(begin)
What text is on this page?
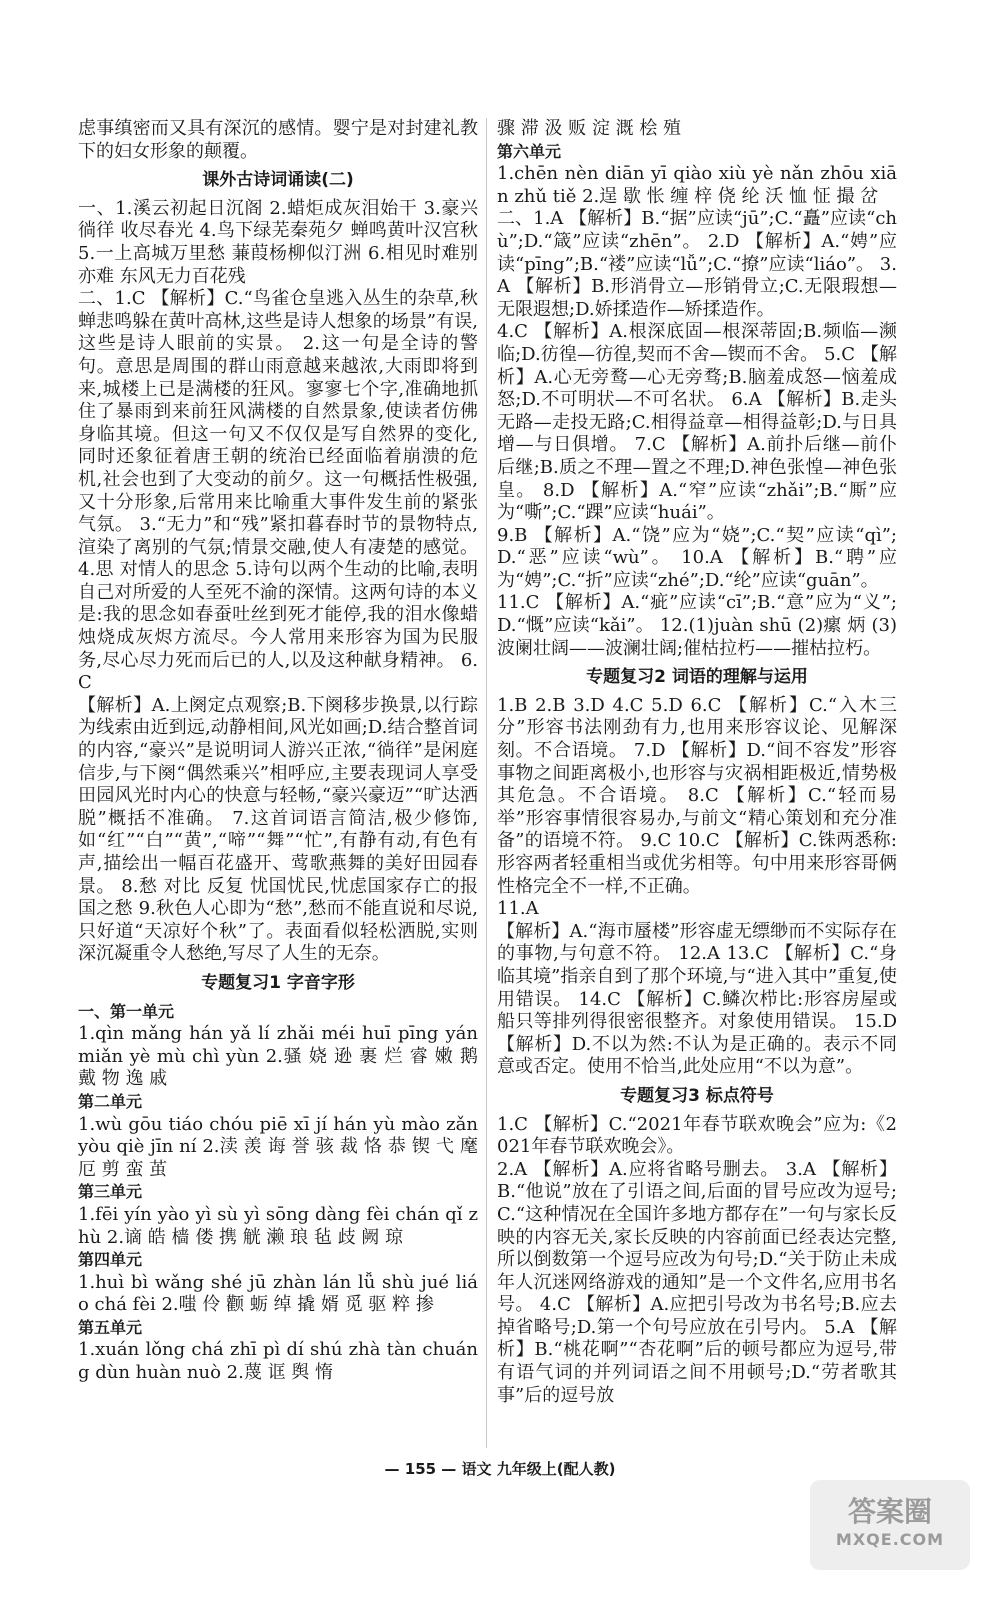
虑事缜密而又具有深沉的感情。婴宁是对封建礼教下的妇女形象的颠覆。
课外古诗词诵读(二)
一、1.溪云初起日沉阁 2.蜡炬成灰泪始干 3.豪兴徜徉 收尽春光 4.鸟下绿芜秦苑夕 蝉鸣黄叶汉宫秋 5.一上高城万里愁 蒹葭杨柳似汀洲 6.相见时难别亦难 东风无力百花残
二、1.C 【解析】C.“鸟雀仓皇逃入丛生的杂草,秋蝉悲鸣躲在黄叶高林,这些是诗人想象的场景”有误,这些是诗人眼前的实景。 2.这一句是全诗的警句。意思是周围的群山雨意越来越浓,大雨即将到来,城楼上已是满楼的狂风。寥寥七个字,准确地抓住了暴雨到来前狂风满楼的自然景象,使读者仿佛身临其境。但这一句又不仅仅是写自然界的变化,同时还象征着唐王朝的统治已经面临着崩溃的危机,社会也到了大变动的前夕。这一句概括性极强,又十分形象,后常用来比喻重大事件发生前的紧张气氛。 3.“无力”和“残”紧扣暮春时节的景物特点,渲染了离别的气氛;情景交融,使人有凄楚的感觉。 4.思 对情人的思念 5.诗句以两个生动的比喻,表明自己对所爱的人至死不渝的深情。这两句诗的本义是:我的思念如春蚕吐丝到死才能停,我的泪水像蜡烛烧成灰烬方流尽。今人常用来形容为国为民服务,尽心尽力死而后已的人,以及这种献身精神。 6.C
【解析】A.上阕定点观察;B.下阕移步换景,以行踪为线索由近到远,动静相间,风光如画;D.结合整首词的内容,“豪兴”是说明词人游兴正浓,“徜徉”是闲庭信步,与下阕“偶然乘兴”相呼应,主要表现词人享受田园风光时内心的快意与轻畅,“豪兴豪迈”“旷达洒脱”概括不准确。 7.这首词语言简洁,极少修饰,如“红”“白”“黄”,“啼”“舞”“忙”,有静有动,有色有声,描绘出一幅百花盛开、莺歌燕舞的美好田园春景。 8.愁 对比 反复 忧国忧民,忧虑国家存亡的报国之愁 9.秋色人心即为“愁”,愁而不能直说和尽说,只好道“天凉好个秋”了。表面看似轻松洒脱,实则深沉凝重令人愁绝,写尽了人生的无奈。
专题复习1 字音字形
一、第一单元
1.qìn mǎng hán yǎ lí zhǎi méi huī pīng yán miǎn yè mù chì yùn 2.骚 娆 逊 裹 烂 睿 嫩 鹅 戴 物 逸 戚
第二单元
1.wù gōu tiáo chóu piē xī jí hán yù mào zǎn yòu qiè jīn ní 2.渎 羡 诲 誉 骇 裁 恪 恭 锲 弋 麾 厄 剪 蛮 茧
第三单元
1.fēi yín yào yì sù yì sōng dàng fèi chán qǐ zhù 2.谪 皓 樯 偻 携 觥 濑 琅 毡 歧 阙 琼
第四单元
1.huì bì wǎng shé jū zhàn lán lǚ shù jué liáo chá fèi 2.嗤 伶 颧 蛎 绰 撬 婿 觅 驱 粹 掺
第五单元
1.xuán lǒng chá zhī pì dí shú zhà tàn chuáng dùn huàn nuò 2.蔑 诓 舆 惰
骤 滞 汲 贩 淀 溉 桧 殖
第六单元
1.chēn nèn diān yī qiào xiù yè nǎn zhōu xiān zhǔ tiě 2.逞 歇 怅 缠 梓 侥 纶 沃 恤 怔 撮 岔
二、1.A 【解析】B.“据”应读“jū”;C.“矗”应读“chù”;D.“箴”应读“zhēn”。 2.D 【解析】A.“娉”应读“pīng”;B.“褛”应读“lǚ”;C.“撩”应读“liáo”。 3.A 【解析】B.形消骨立—形销骨立;C.无限瑕想—无限遐想;D.娇揉造作—矫揉造作。
4.C 【解析】A.根深底固—根深蒂固;B.频临—濒临;D.彷徨—彷徨,契而不舍—锲而不舍。 5.C 【解析】A.心无旁鹜—心无旁骛;B.脑羞成怒—恼羞成怒;D.不可明状—不可名状。 6.A 【解析】B.走头无路—走投无路;C.相得益章—相得益彰;D.与日具增—与日俱增。 7.C 【解析】A.前扑后继—前仆后继;B.质之不理—置之不理;D.神色张惶—神色张皇。 8.D 【解析】A.“窄”应读“zhǎi”;B.“厮”应为“嘶”;C.“踝”应读“huái”。
9.B 【解析】A.“饶”应为“娆”;C.“契”应读“qì”;D.“恶”应读“wù”。 10.A 【解析】B.“聘”应为“娉”;C.“折”应读“zhé”;D.“纶”应读“guān”。
11.C 【解析】A.“疵”应读“cī”;B.“意”应为“义”;D.“慨”应读“kǎi”。 12.(1)juàn shū (2)瘰 炳 (3)波阑壮阔——波澜壮阔;催枯拉朽——摧枯拉朽。
专题复习2 词语的理解与运用
1.B 2.B 3.D 4.C 5.D 6.C 【解析】C.“入木三分”形容书法刚劲有力,也用来形容议论、见解深刻。不合语境。 7.D 【解析】D.“间不容发”形容事物之间距离极小,也形容与灾祸相距极近,情势极其危急。不合语境。 8.C 【解析】C.“轻而易举”形容事情很容易办,与前文“精心策划和充分准备”的语境不符。 9.C 10.C 【解析】C.铢两悉称:形容两者轻重相当或优劣相等。句中用来形容哥俩性格完全不一样,不正确。
11.A
【解析】A.“海市蜃楼”形容虚无缥缈而不实际存在的事物,与句意不符。 12.A 13.C 【解析】C.“身临其境”指亲自到了那个环境,与“进入其中”重复,使用错误。 14.C 【解析】C.鳞次栉比:形容房屋或船只等排列得很密很整齐。对象使用错误。 15.D 【解析】D.不以为然:不认为是正确的。表示不同意或否定。使用不恰当,此处应用“不以为意”。
专题复习3 标点符号
1.C 【解析】C.“2021年春节联欢晚会”应为:《2021年春节联欢晚会》。
2.A 【解析】A.应将省略号删去。 3.A 【解析】B.“他说”放在了引语之间,后面的冒号应改为逗号;C.“这种情况在全国许多地方都存在”一句与家长反映的内容无关,家长反映的内容前面已经表达完整,所以倒数第一个逗号应改为句号;D.“关于防止未成年人沉迷网络游戏的通知”是一个文件名,应用书名号。 4.C 【解析】A.应把引号改为书名号;B.应去掉省略号;D.第一个句号应放在引号内。 5.A 【解析】B.“桃花啊”“杏花啊”后的顿号都应为逗号,带有语气词的并列词语之间不用顿号;D.“劳者歌其事”后的逗号放
— 155 — 语文 九年级上(配人教)
答案圈
MXQE.COM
(end)
-- Written exercise --
Print the complete listing exactly, apart from any pictures.

-- Response to the task --
What text is on this page?
虑事缜密而又具有深沉的感情。婴宁是对封建礼教下的妇女形象的颠覆。
课外古诗词诵读(二)
一、1.溪云初起日沉阁 2.蜡炬成灰泪始干 3.豪兴徜徉 收尽春光 4.鸟下绿芜秦苑夕 蝉鸣黄叶汉宫秋 5.一上高城万里愁 蒹葭杨柳似汀洲 6.相见时难别亦难 东风无力百花残
二、1.C 【解析】C.“鸟雀仓皇逃入丛生的杂草,秋蝉悲鸣躲在黄叶高林,这些是诗人想象的场景”有误,这些是诗人眼前的实景。 2.这一句是全诗的警句。意思是周围的群山雨意越来越浓,大雨即将到来,城楼上已是满楼的狂风。寥寥七个字,准确地抓住了暴雨到来前狂风满楼的自然景象,使读者仿佛身临其境。但这一句又不仅仅是写自然界的变化,同时还象征着唐王朝的统治已经面临着崩溃的危机,社会也到了大变动的前夕。这一句概括性极强,又十分形象,后常用来比喻重大事件发生前的紧张气氛。 3.“无力”和“残”紧扣暮春时节的景物特点,渲染了离别的气氛;情景交融,使人有凄楚的感觉。 4.思 对情人的思念 5.诗句以两个生动的比喻,表明自己对所爱的人至死不渝的深情。这两句诗的本义是:我的思念如春蚕吐丝到死才能停,我的泪水像蜡烛烧成灰烬方流尽。今人常用来形容为国为民服务,尽心尽力死而后已的人,以及这种献身精神。 6.C
【解析】A.上阕定点观察;B.下阕移步换景,以行踪为线索由近到远,动静相间,风光如画;D.结合整首词的内容,“豪兴”是说明词人游兴正浓,“徜徉”是闲庭信步,与下阕“偶然乘兴”相呼应,主要表现词人享受田园风光时内心的快意与轻畅,“豪兴豪迈”“旷达洒脱”概括不准确。 7.这首词语言简洁,极少修饰,如“红”“白”“黄”,“啼”“舞”“忙”,有静有动,有色有声,描绘出一幅百花盛开、莺歌燕舞的美好田园春景。 8.愁 对比 反复 忧国忧民,忧虑国家存亡的报国之愁 9.秋色人心即为“愁”,愁而不能直说和尽说,只好道“天凉好个秋”了。表面看似轻松洒脱,实则深沉凝重令人愁绝,写尽了人生的无奈。
专题复习1 字音字形
一、第一单元
1.qìn mǎng hán yǎ lí zhǎi méi huī pīng yán miǎn yè mù chì yùn 2.骚 娆 逊 裹 烂 睿 嫩 鹅 戴 物 逸 戚
第二单元
1.wù gōu tiáo chóu piē xī jí hán yù mào zǎn yòu qiè jīn ní 2.渎 羡 诲 誉 骇 裁 恪 恭 锲 弋 麾 厄 剪 蛮 茧
第三单元
1.fēi yín yào yì sù yì sōng dàng fèi chán qǐ zhù 2.谪 皓 樯 偻 携 觥 濑 琅 毡 歧 阙 琼
第四单元
1.huì bì wǎng shé jū zhàn lán lǚ shù jué liáo chá fèi 2.嗤 伶 颧 蛎 绰 撬 婿 觅 驱 粹 掺
第五单元
1.xuán lǒng chá zhī pì dí shú zhà tàn chuáng dùn huàn nuò 2.蔑 诓 舆 惰
骤 滞 汲 贩 淀 溉 桧 殖
第六单元
1.chēn nèn diān yī qiào xiù yè nǎn zhōu xiān zhǔ tiě 2.逞 歇 怅 缠 梓 侥 纶 沃 恤 怔 撮 岔
二、1.A 【解析】B.“据”应读“jū”;C.“矗”应读“chù”;D.“箴”应读“zhēn”。 2.D 【解析】A.“娉”应读“pīng”;B.“褛”应读“lǚ”;C.“撩”应读“liáo”。 3.A 【解析】B.形消骨立—形销骨立;C.无限瑕想—无限遐想;D.娇揉造作—矫揉造作。
4.C 【解析】A.根深底固—根深蒂固;B.频临—濒临;D.彷徨—彷徨,契而不舍—锲而不舍。 5.C 【解析】A.心无旁鹜—心无旁骛;B.脑羞成怒—恼羞成怒;D.不可明状—不可名状。 6.A 【解析】B.走头无路—走投无路;C.相得益章—相得益彰;D.与日具增—与日俱增。 7.C 【解析】A.前扑后继—前仆后继;B.质之不理—置之不理;D.神色张惶—神色张皇。 8.D 【解析】A.“窄”应读“zhǎi”;B.“厮”应为“嘶”;C.“踝”应读“huái”。
9.B 【解析】A.“饶”应为“娆”;C.“契”应读“qì”;D.“恶”应读“wù”。 10.A 【解析】B.“聘”应为“娉”;C.“折”应读“zhé”;D.“纶”应读“guān”。
11.C 【解析】A.“疵”应读“cī”;B.“意”应为“义”;D.“慨”应读“kǎi”。 12.(1)juàn shū (2)瘰 炳 (3)波阑壮阔——波澜壮阔;催枯拉朽——摧枯拉朽。
专题复习2 词语的理解与运用
1.B 2.B 3.D 4.C 5.D 6.C 【解析】C.“入木三分”形容书法刚劲有力,也用来形容议论、见解深刻。不合语境。 7.D 【解析】D.“间不容发”形容事物之间距离极小,也形容与灾祸相距极近,情势极其危急。不合语境。 8.C 【解析】C.“轻而易举”形容事情很容易办,与前文“精心策划和充分准备”的语境不符。 9.C 10.C 【解析】C.铢两悉称:形容两者轻重相当或优劣相等。句中用来形容哥俩性格完全不一样,不正确。
11.A
【解析】A.“海市蜃楼”形容虚无缥缈而不实际存在的事物,与句意不符。 12.A 13.C 【解析】C.“身临其境”指亲自到了那个环境,与“进入其中”重复,使用错误。 14.C 【解析】C.鳞次栉比:形容房屋或船只等排列得很密很整齐。对象使用错误。 15.D 【解析】D.不以为然:不认为是正确的。表示不同意或否定。使用不恰当,此处应用“不以为意”。
专题复习3 标点符号
1.C 【解析】C.“2021年春节联欢晚会”应为:《2021年春节联欢晚会》。
2.A 【解析】A.应将省略号删去。 3.A 【解析】B.“他说”放在了引语之间,后面的冒号应改为逗号;C.“这种情况在全国许多地方都存在”一句与家长反映的内容无关,家长反映的内容前面已经表达完整,所以倒数第一个逗号应改为句号;D.“关于防止未成年人沉迷网络游戏的通知”是一个文件名,应用书名号。 4.C 【解析】A.应把引号改为书名号;B.应去掉省略号;D.第一个句号应放在引号内。 5.A 【解析】B.“桃花啊”“杏花啊”后的顿号都应为逗号,带有语气词的并列词语之间不用顿号;D.“劳者歌其事”后的逗号放
— 155 — 语文 九年级上(配人教)
答案圈
MXQE.COM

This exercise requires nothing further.